* **WRITTEN TASK**: Look through the lines below and extract each one that contains "duration".

* **AVAILABLE RECORDS**:
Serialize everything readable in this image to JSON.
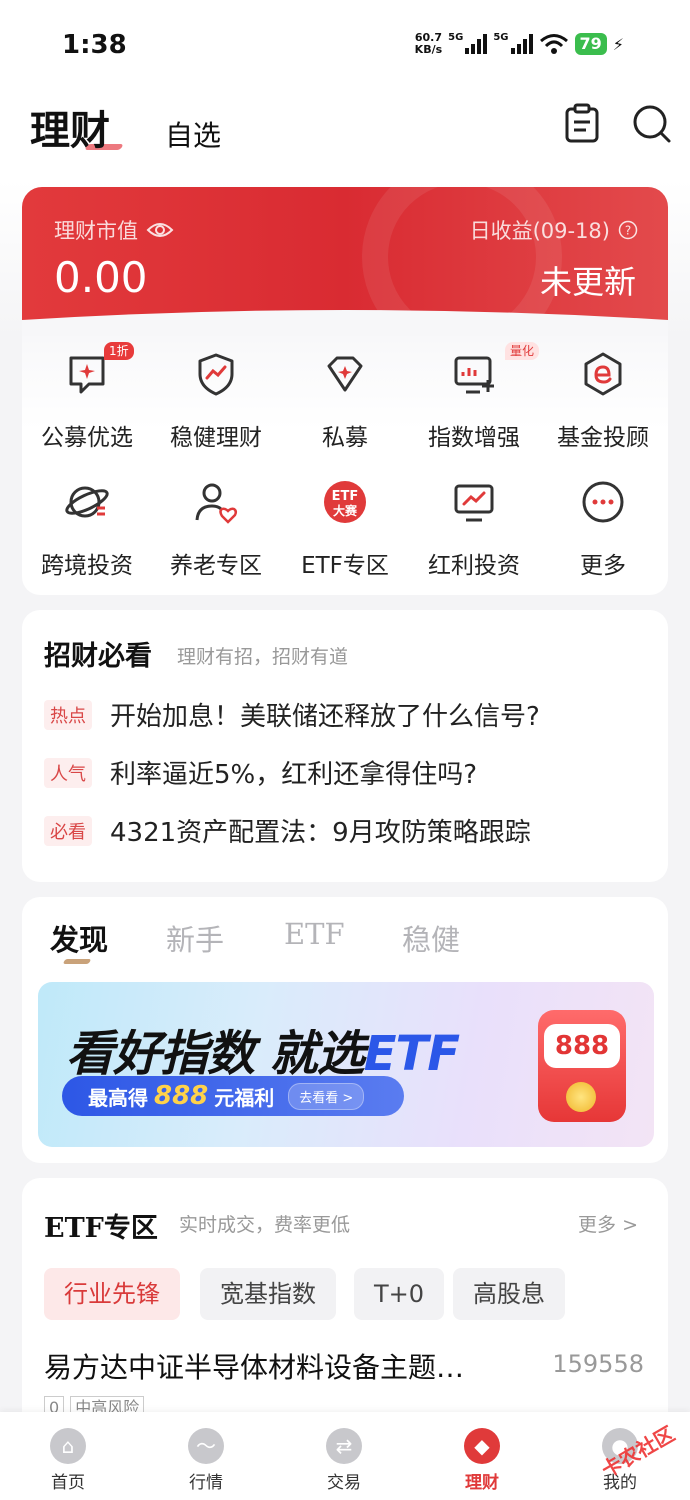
{
  "status_bar": {
    "time": "1:38",
    "net_speed_value": "60.7",
    "net_speed_unit": "KB/s",
    "sig1": "5G",
    "sig2": "5G",
    "battery": "79"
  },
  "top_nav": {
    "main": "理财",
    "secondary": "自选",
    "icons": [
      "task-list-icon",
      "search-icon"
    ]
  },
  "hero": {
    "market_value_label": "理财市值",
    "market_value": "0.00",
    "daily_income_label": "日收益(09-18)",
    "daily_income_value": "未更新",
    "colors": {
      "primary": "#d92b32"
    }
  },
  "grid": [
    {
      "label": "公募优选",
      "icon": "flag-icon",
      "badge": "1折"
    },
    {
      "label": "稳健理财",
      "icon": "shield-chart-icon",
      "badge": ""
    },
    {
      "label": "私募",
      "icon": "diamond-icon",
      "badge": ""
    },
    {
      "label": "指数增强",
      "icon": "monitor-plus-icon",
      "badge": "量化"
    },
    {
      "label": "基金投顾",
      "icon": "hexagon-e-icon",
      "badge": ""
    },
    {
      "label": "跨境投资",
      "icon": "planet-icon",
      "badge": ""
    },
    {
      "label": "养老专区",
      "icon": "person-heart-icon",
      "badge": ""
    },
    {
      "label": "ETF专区",
      "icon": "etf-contest-icon",
      "badge": "",
      "icon_text": [
        "ETF",
        "大赛"
      ]
    },
    {
      "label": "红利投资",
      "icon": "monitor-trend-icon",
      "badge": ""
    },
    {
      "label": "更多",
      "icon": "more-icon",
      "badge": ""
    }
  ],
  "must_read": {
    "title": "招财必看",
    "subtitle": "理财有招，招财有道",
    "items": [
      {
        "tag": "热点",
        "text": "开始加息！美联储还释放了什么信号?"
      },
      {
        "tag": "人气",
        "text": "利率逼近5%，红利还拿得住吗?"
      },
      {
        "tag": "必看",
        "text": "4321资产配置法：9月攻防策略跟踪"
      }
    ]
  },
  "discover": {
    "tabs": [
      "发现",
      "新手",
      "ETF",
      "稳健"
    ],
    "active_tab": "发现",
    "banner": {
      "title_a": "看好指数 就选",
      "title_b": "ETF",
      "pill_prefix": "最高得",
      "pill_number": "888",
      "pill_suffix": "元福利",
      "pill_button": "去看看 >",
      "envelope_number": "888"
    }
  },
  "etf_zone": {
    "title": "ETF专区",
    "subtitle": "实时成交，费率更低",
    "more": "更多 >",
    "chips": [
      "行业先锋",
      "宽基指数",
      "T+0",
      "高股息"
    ],
    "active_chip": "行业先锋",
    "fund": {
      "name": "易方达中证半导体材料设备主题…",
      "code": "159558",
      "tags": [
        "0",
        "中高风险"
      ]
    }
  },
  "bottom_nav": {
    "items": [
      {
        "label": "首页",
        "icon": "home-icon",
        "active": false
      },
      {
        "label": "行情",
        "icon": "market-trend-icon",
        "active": false
      },
      {
        "label": "交易",
        "icon": "exchange-icon",
        "active": false
      },
      {
        "label": "理财",
        "icon": "wealth-diamond-icon",
        "active": true
      },
      {
        "label": "我的",
        "icon": "profile-icon",
        "active": false
      }
    ]
  },
  "watermark": "卡农社区"
}
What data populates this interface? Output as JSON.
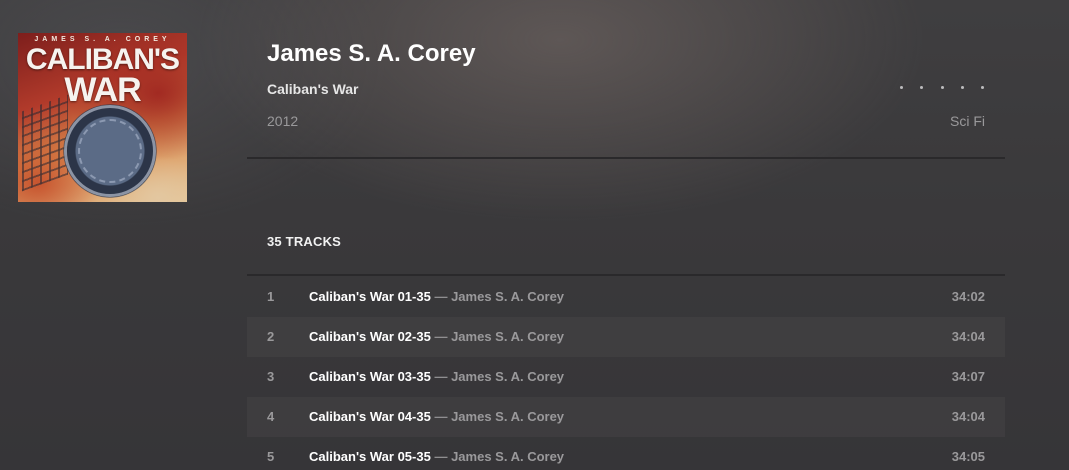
{
  "album_art": {
    "author_text": "JAMES S. A. COREY",
    "title_line1": "CALIBAN'S",
    "title_line2": "WAR"
  },
  "header": {
    "artist": "James S. A. Corey",
    "album": "Caliban's War",
    "year": "2012",
    "genre": "Sci Fi",
    "rating_stars": 0
  },
  "tracks_heading": "35 TRACKS",
  "tracks": [
    {
      "num": "1",
      "title": "Caliban's War 01-35",
      "sep": "—",
      "artist": "James S. A. Corey",
      "duration": "34:02"
    },
    {
      "num": "2",
      "title": "Caliban's War 02-35",
      "sep": "—",
      "artist": "James S. A. Corey",
      "duration": "34:04"
    },
    {
      "num": "3",
      "title": "Caliban's War 03-35",
      "sep": "—",
      "artist": "James S. A. Corey",
      "duration": "34:07"
    },
    {
      "num": "4",
      "title": "Caliban's War 04-35",
      "sep": "—",
      "artist": "James S. A. Corey",
      "duration": "34:04"
    },
    {
      "num": "5",
      "title": "Caliban's War 05-35",
      "sep": "—",
      "artist": "James S. A. Corey",
      "duration": "34:05"
    }
  ]
}
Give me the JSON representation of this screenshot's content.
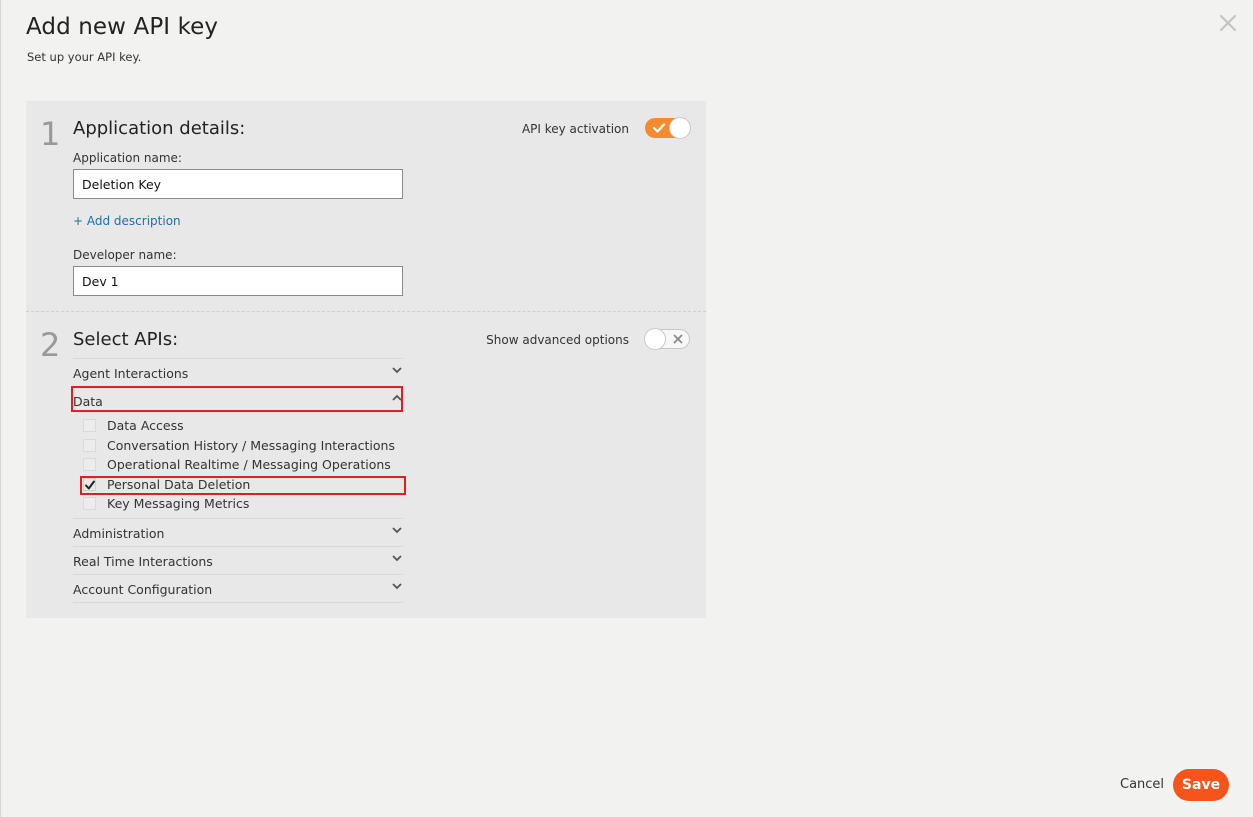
{
  "header": {
    "title": "Add new API key",
    "subtitle": "Set up your API key."
  },
  "step1": {
    "number": "1",
    "title": "Application details:",
    "activation_label": "API key activation",
    "activation_on": true,
    "app_name_label": "Application name:",
    "app_name_value": "Deletion Key",
    "add_description_link": "+ Add description",
    "developer_label": "Developer name:",
    "developer_value": "Dev 1"
  },
  "step2": {
    "number": "2",
    "title": "Select APIs:",
    "advanced_label": "Show advanced options",
    "advanced_on": false,
    "groups": [
      {
        "label": "Agent Interactions",
        "expanded": false
      },
      {
        "label": "Data",
        "expanded": true
      },
      {
        "label": "Administration",
        "expanded": false
      },
      {
        "label": "Real Time Interactions",
        "expanded": false
      },
      {
        "label": "Account Configuration",
        "expanded": false
      }
    ],
    "data_items": [
      {
        "label": "Data Access",
        "checked": false
      },
      {
        "label": "Conversation History / Messaging Interactions",
        "checked": false
      },
      {
        "label": "Operational Realtime / Messaging Operations",
        "checked": false
      },
      {
        "label": "Personal Data Deletion",
        "checked": true
      },
      {
        "label": "Key Messaging Metrics",
        "checked": false
      }
    ]
  },
  "footer": {
    "cancel_label": "Cancel",
    "save_label": "Save"
  },
  "colors": {
    "accent_orange": "#f68a2e",
    "save_button": "#f5541a",
    "link_blue": "#1c6fa8",
    "highlight_red": "#e02020"
  }
}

* **SOLUTION**:
      "duration": "34:02"
      "duration": "34:04"
      "duration": "34:07"
      "duration": "34:04"
      "duration": "34:05"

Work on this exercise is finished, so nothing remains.